>> START
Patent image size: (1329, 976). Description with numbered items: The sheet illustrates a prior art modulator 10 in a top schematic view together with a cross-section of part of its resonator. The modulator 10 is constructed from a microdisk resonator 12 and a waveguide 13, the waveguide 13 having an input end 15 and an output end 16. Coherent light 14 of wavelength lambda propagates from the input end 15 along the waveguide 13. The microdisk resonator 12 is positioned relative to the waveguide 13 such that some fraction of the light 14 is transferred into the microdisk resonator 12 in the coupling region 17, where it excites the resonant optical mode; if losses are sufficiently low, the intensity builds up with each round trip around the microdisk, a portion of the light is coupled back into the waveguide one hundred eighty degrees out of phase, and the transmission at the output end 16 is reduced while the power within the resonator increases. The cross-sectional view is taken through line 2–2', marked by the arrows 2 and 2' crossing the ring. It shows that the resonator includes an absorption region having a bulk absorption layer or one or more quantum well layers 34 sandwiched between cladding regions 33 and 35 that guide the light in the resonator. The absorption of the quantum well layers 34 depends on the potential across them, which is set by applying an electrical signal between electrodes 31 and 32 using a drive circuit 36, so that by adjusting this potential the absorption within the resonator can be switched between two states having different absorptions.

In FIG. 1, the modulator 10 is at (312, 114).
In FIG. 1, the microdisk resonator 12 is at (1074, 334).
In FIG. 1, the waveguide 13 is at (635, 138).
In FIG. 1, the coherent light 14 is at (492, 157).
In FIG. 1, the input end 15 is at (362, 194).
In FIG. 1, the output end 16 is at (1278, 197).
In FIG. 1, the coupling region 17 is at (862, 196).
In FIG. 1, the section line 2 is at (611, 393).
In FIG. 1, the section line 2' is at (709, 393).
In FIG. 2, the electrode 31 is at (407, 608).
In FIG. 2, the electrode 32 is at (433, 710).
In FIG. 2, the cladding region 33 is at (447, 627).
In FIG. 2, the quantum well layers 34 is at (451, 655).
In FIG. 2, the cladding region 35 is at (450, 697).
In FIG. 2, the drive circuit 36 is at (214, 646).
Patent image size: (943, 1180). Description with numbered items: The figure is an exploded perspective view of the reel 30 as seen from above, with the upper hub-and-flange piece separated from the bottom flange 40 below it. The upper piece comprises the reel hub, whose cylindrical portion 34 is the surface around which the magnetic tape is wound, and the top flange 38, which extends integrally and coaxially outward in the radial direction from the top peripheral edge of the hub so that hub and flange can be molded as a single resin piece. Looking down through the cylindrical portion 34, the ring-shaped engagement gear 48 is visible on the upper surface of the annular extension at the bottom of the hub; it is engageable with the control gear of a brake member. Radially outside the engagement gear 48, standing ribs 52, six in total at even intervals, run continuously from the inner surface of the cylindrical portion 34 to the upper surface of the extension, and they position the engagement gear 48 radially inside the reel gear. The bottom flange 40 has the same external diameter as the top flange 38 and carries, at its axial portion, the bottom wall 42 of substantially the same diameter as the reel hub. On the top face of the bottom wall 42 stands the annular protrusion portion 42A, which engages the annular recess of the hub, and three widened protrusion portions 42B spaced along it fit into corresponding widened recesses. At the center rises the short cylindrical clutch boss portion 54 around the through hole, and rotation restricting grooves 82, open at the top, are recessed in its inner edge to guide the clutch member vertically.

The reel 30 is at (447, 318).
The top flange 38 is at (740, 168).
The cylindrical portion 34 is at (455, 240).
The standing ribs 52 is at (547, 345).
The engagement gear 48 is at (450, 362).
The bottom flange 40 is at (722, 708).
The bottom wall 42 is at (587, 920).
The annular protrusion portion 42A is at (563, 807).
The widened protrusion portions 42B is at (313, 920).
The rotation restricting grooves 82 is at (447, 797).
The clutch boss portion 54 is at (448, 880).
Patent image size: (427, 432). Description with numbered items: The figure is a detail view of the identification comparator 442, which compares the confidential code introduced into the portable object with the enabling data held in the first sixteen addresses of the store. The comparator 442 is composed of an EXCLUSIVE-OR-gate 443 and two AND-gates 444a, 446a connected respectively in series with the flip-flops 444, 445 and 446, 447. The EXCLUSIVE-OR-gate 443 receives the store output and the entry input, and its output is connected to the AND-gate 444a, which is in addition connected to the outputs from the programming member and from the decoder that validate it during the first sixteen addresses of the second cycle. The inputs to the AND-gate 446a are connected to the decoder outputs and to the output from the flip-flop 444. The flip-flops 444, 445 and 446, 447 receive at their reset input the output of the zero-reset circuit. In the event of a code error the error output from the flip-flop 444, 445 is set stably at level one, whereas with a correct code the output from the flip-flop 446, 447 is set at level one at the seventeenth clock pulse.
>> END
Challenge:
Reproduce the entire listing above word for word, leaving out no line.

The completed task:
Patent image size: (1329, 976). Description with numbered items: The sheet illustrates a prior art modulator 10 in a top schematic view together with a cross-section of part of its resonator. The modulator 10 is constructed from a microdisk resonator 12 and a waveguide 13, the waveguide 13 having an input end 15 and an output end 16. Coherent light 14 of wavelength lambda propagates from the input end 15 along the waveguide 13. The microdisk resonator 12 is positioned relative to the waveguide 13 such that some fraction of the light 14 is transferred into the microdisk resonator 12 in the coupling region 17, where it excites the resonant optical mode; if losses are sufficiently low, the intensity builds up with each round trip around the microdisk, a portion of the light is coupled back into the waveguide one hundred eighty degrees out of phase, and the transmission at the output end 16 is reduced while the power within the resonator increases. The cross-sectional view is taken through line 2–2', marked by the arrows 2 and 2' crossing the ring. It shows that the resonator includes an absorption region having a bulk absorption layer or one or more quantum well layers 34 sandwiched between cladding regions 33 and 35 that guide the light in the resonator. The absorption of the quantum well layers 34 depends on the potential across them, which is set by applying an electrical signal between electrodes 31 and 32 using a drive circuit 36, so that by adjusting this potential the absorption within the resonator can be switched between two states having different absorptions.

In FIG. 1, the modulator 10 is at (312, 114).
In FIG. 1, the microdisk resonator 12 is at (1074, 334).
In FIG. 1, the waveguide 13 is at (635, 138).
In FIG. 1, the coherent light 14 is at (492, 157).
In FIG. 1, the input end 15 is at (362, 194).
In FIG. 1, the output end 16 is at (1278, 197).
In FIG. 1, the coupling region 17 is at (862, 196).
In FIG. 1, the section line 2 is at (611, 393).
In FIG. 1, the section line 2' is at (709, 393).
In FIG. 2, the electrode 31 is at (407, 608).
In FIG. 2, the electrode 32 is at (433, 710).
In FIG. 2, the cladding region 33 is at (447, 627).
In FIG. 2, the quantum well layers 34 is at (451, 655).
In FIG. 2, the cladding region 35 is at (450, 697).
In FIG. 2, the drive circuit 36 is at (214, 646).
Patent image size: (943, 1180). Description with numbered items: The figure is an exploded perspective view of the reel 30 as seen from above, with the upper hub-and-flange piece separated from the bottom flange 40 below it. The upper piece comprises the reel hub, whose cylindrical portion 34 is the surface around which the magnetic tape is wound, and the top flange 38, which extends integrally and coaxially outward in the radial direction from the top peripheral edge of the hub so that hub and flange can be molded as a single resin piece. Looking down through the cylindrical portion 34, the ring-shaped engagement gear 48 is visible on the upper surface of the annular extension at the bottom of the hub; it is engageable with the control gear of a brake member. Radially outside the engagement gear 48, standing ribs 52, six in total at even intervals, run continuously from the inner surface of the cylindrical portion 34 to the upper surface of the extension, and they position the engagement gear 48 radially inside the reel gear. The bottom flange 40 has the same external diameter as the top flange 38 and carries, at its axial portion, the bottom wall 42 of substantially the same diameter as the reel hub. On the top face of the bottom wall 42 stands the annular protrusion portion 42A, which engages the annular recess of the hub, and three widened protrusion portions 42B spaced along it fit into corresponding widened recesses. At the center rises the short cylindrical clutch boss portion 54 around the through hole, and rotation restricting grooves 82, open at the top, are recessed in its inner edge to guide the clutch member vertically.

The reel 30 is at (447, 318).
The top flange 38 is at (740, 168).
The cylindrical portion 34 is at (455, 240).
The standing ribs 52 is at (547, 345).
The engagement gear 48 is at (450, 362).
The bottom flange 40 is at (722, 708).
The bottom wall 42 is at (587, 920).
The annular protrusion portion 42A is at (563, 807).
The widened protrusion portions 42B is at (313, 920).
The rotation restricting grooves 82 is at (447, 797).
The clutch boss portion 54 is at (448, 880).
Patent image size: (427, 432). Description with numbered items: The figure is a detail view of the identification comparator 442, which compares the confidential code introduced into the portable object with the enabling data held in the first sixteen addresses of the store. The comparator 442 is composed of an EXCLUSIVE-OR-gate 443 and two AND-gates 444a, 446a connected respectively in series with the flip-flops 444, 445 and 446, 447. The EXCLUSIVE-OR-gate 443 receives the store output and the entry input, and its output is connected to the AND-gate 444a, which is in addition connected to the outputs from the programming member and from the decoder that validate it during the first sixteen addresses of the second cycle. The inputs to the AND-gate 446a are connected to the decoder outputs and to the output from the flip-flop 444. The flip-flops 444, 445 and 446, 447 receive at their reset input the output of the zero-reset circuit. In the event of a code error the error output from the flip-flop 444, 445 is set stably at level one, whereas with a correct code the output from the flip-flop 446, 447 is set at level one at the seventeenth clock pulse.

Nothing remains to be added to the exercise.